> _Exercise prompt_
Select every line holding the word "name" and copy it.

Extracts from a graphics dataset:

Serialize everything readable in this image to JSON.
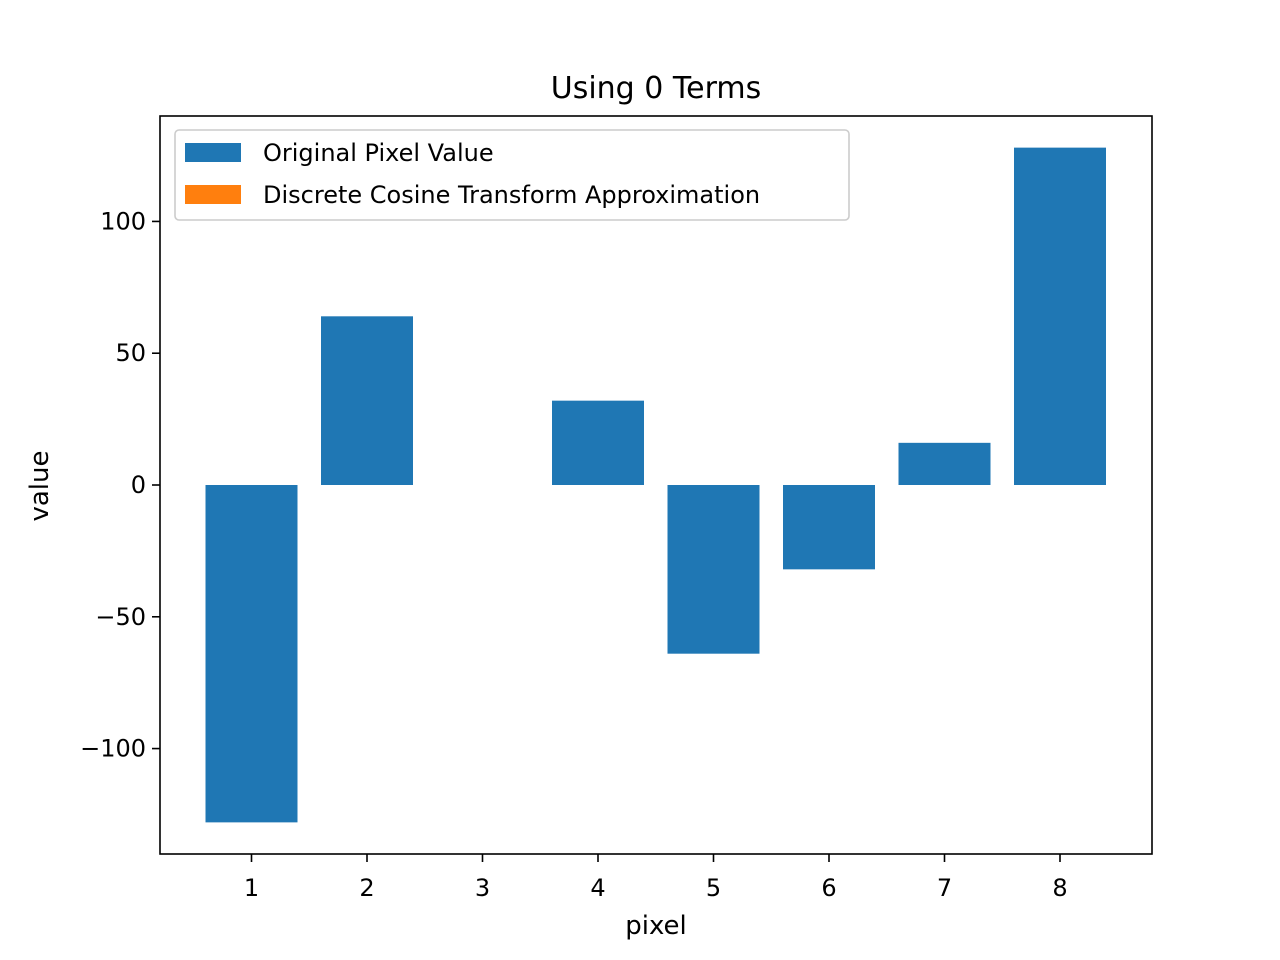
{
  "chart_data": {
    "type": "bar",
    "title": "Using 0 Terms",
    "xlabel": "pixel",
    "ylabel": "value",
    "categories": [
      "1",
      "2",
      "3",
      "4",
      "5",
      "6",
      "7",
      "8"
    ],
    "x_ticks": [
      "1",
      "2",
      "3",
      "4",
      "5",
      "6",
      "7",
      "8"
    ],
    "y_ticks": [
      -100,
      -50,
      0,
      50,
      100
    ],
    "y_tick_labels": [
      "−100",
      "−50",
      "0",
      "50",
      "100"
    ],
    "ylim": [
      -140,
      140
    ],
    "grid": false,
    "legend_position": "top-left",
    "series": [
      {
        "name": "Original Pixel Value",
        "color": "#1f77b4",
        "values": [
          -128,
          64,
          0,
          32,
          -64,
          -32,
          16,
          128
        ]
      },
      {
        "name": "Discrete Cosine Transform Approximation",
        "color": "#ff7f0e",
        "values": [
          0,
          0,
          0,
          0,
          0,
          0,
          0,
          0
        ]
      }
    ]
  }
}
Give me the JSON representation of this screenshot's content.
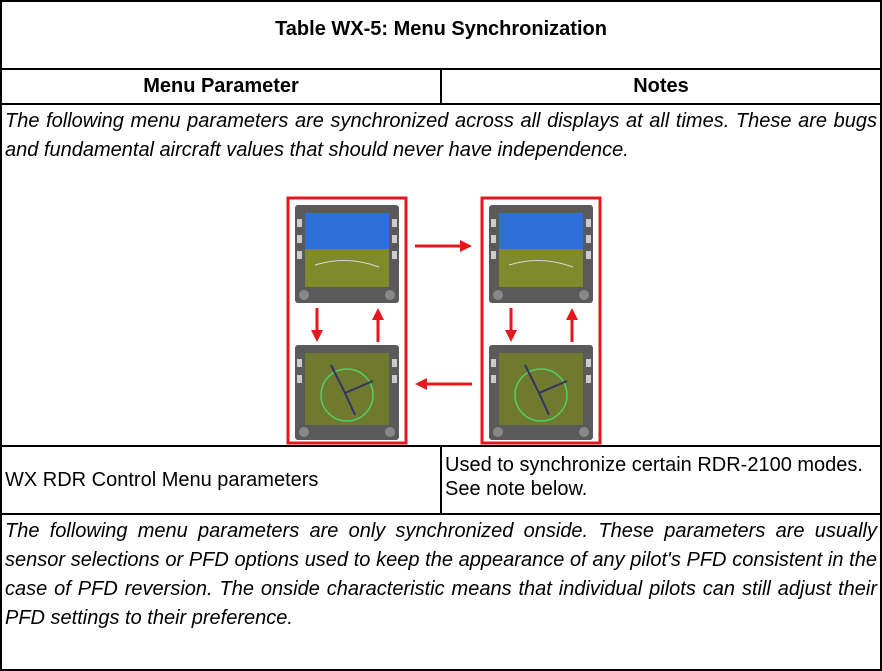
{
  "table": {
    "title": "Table WX-5: Menu Synchronization",
    "columns": [
      "Menu Parameter",
      "Notes"
    ],
    "intro": "The following menu parameters are synchronized across all displays at all times. These are bugs and fundamental aircraft values that should never have independence.",
    "rows": [
      [
        "WX RDR Control Menu parameters",
        "Used to synchronize certain RDR-2100 modes. See note below."
      ]
    ],
    "outro": "The following menu parameters are only synchronized onside. These parameters are usually sensor selections or PFD options used to keep the appearance of any pilot's PFD consistent in the case of PFD reversion. The onside characteristic means that individual pilots can still adjust their PFD settings to their preference."
  }
}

> _Final result_
        "name": "Original Pixel Value",
        "name": "Discrete Cosine Transform Approximation",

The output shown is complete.